>> begin
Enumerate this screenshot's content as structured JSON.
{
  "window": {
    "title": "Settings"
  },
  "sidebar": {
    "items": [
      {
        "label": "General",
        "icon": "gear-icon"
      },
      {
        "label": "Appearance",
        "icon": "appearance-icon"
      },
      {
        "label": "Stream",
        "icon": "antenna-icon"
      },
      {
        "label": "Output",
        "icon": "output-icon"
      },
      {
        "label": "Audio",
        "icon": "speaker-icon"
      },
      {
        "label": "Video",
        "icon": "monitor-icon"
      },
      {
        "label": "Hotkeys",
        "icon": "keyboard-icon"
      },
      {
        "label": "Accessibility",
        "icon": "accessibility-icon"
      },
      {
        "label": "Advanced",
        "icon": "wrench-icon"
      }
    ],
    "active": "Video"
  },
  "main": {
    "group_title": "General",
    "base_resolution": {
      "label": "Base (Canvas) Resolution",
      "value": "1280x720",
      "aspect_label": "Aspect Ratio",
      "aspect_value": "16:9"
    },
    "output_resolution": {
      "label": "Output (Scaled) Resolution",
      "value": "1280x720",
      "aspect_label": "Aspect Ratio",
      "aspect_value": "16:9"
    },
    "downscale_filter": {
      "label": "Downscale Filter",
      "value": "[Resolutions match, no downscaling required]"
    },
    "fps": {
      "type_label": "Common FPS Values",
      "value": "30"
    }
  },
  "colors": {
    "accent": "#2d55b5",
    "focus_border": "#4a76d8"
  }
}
>> end
>> begin
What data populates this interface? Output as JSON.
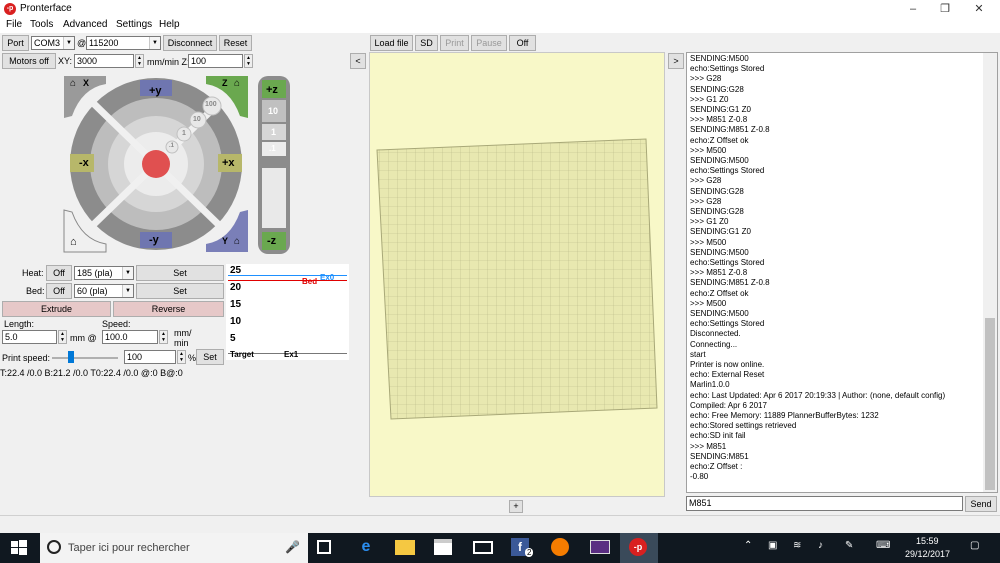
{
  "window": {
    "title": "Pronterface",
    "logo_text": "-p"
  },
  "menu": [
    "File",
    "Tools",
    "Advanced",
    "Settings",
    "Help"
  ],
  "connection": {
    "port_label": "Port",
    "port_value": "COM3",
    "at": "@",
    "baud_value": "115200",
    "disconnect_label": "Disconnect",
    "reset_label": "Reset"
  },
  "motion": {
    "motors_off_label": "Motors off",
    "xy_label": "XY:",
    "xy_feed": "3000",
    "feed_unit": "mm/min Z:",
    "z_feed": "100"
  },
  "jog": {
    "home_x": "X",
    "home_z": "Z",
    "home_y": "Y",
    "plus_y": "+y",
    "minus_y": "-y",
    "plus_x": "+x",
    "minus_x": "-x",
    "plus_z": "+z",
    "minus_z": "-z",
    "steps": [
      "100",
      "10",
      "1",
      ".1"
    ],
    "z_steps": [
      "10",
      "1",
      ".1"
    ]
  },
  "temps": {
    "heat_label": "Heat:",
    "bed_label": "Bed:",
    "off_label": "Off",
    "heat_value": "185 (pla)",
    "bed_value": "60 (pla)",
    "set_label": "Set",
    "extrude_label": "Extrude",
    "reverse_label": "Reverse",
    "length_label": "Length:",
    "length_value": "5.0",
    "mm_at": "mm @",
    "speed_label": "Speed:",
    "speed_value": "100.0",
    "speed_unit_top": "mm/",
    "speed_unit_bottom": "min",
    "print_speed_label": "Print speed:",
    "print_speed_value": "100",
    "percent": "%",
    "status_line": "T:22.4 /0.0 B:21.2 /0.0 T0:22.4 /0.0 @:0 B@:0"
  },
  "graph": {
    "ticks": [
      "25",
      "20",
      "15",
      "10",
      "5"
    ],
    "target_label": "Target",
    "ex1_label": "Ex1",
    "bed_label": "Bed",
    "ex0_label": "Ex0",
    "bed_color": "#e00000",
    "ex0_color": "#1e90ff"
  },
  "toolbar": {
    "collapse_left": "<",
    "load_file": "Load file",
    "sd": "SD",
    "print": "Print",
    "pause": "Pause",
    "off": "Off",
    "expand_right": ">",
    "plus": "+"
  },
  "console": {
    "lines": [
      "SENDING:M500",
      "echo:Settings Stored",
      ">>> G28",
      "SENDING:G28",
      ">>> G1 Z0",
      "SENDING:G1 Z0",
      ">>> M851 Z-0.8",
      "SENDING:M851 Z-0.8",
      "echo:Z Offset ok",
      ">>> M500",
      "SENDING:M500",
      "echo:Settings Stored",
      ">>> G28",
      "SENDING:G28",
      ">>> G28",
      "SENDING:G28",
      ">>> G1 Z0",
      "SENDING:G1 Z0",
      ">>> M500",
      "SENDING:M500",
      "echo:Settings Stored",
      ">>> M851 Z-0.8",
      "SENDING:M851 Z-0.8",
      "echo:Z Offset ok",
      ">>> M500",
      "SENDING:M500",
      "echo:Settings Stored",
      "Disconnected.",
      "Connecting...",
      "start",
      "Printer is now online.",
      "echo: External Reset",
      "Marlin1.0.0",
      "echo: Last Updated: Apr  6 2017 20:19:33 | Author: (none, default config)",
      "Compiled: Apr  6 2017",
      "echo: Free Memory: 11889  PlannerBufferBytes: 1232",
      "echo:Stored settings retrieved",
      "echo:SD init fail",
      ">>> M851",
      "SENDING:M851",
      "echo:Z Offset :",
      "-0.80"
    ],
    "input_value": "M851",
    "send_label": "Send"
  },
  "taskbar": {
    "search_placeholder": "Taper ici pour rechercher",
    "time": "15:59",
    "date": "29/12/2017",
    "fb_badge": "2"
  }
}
>> end
### STATED GOAL
Your answer should be a single number: the count of lines that contain "Reset".

### CORRECT RESULT
2